CHALLENGE: Copy each line that contains the word "Uluslararası".
-------- STORED RECORDS
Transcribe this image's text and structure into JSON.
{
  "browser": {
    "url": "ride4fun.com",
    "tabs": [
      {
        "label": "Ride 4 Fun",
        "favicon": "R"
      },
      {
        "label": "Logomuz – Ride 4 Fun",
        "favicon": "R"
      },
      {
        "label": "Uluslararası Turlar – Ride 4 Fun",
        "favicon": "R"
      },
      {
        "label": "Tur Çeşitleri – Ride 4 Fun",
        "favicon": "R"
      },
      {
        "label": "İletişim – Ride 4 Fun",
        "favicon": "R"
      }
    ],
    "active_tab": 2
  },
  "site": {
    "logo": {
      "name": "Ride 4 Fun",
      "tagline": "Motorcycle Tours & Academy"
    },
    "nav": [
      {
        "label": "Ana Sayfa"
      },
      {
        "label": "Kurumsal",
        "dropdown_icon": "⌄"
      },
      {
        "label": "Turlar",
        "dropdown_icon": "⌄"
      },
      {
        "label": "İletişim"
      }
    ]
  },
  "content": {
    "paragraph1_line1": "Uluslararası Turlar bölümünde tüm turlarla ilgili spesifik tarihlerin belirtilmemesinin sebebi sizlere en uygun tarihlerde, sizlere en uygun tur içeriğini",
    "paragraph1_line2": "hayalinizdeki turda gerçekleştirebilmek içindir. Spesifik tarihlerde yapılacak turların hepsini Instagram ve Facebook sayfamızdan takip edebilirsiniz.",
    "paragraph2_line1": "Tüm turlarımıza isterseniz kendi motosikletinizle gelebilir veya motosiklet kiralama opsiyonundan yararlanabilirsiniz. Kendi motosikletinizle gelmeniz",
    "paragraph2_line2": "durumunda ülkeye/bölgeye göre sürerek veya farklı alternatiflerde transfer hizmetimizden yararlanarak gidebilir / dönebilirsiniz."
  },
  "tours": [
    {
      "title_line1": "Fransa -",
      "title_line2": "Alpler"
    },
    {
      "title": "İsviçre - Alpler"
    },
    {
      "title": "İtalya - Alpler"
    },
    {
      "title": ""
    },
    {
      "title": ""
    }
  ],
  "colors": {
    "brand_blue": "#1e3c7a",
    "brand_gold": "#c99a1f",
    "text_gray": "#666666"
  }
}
----------------
SOLUTION:
        "label": "Uluslararası Turlar – Ride 4 Fun",
    "paragraph1_line1": "Uluslararası Turlar bölümünde tüm turlarla ilgili spesifik tarihlerin belirtilmemesinin sebebi sizlere en uygun tarihlerde, sizlere en uygun tur içeriğini",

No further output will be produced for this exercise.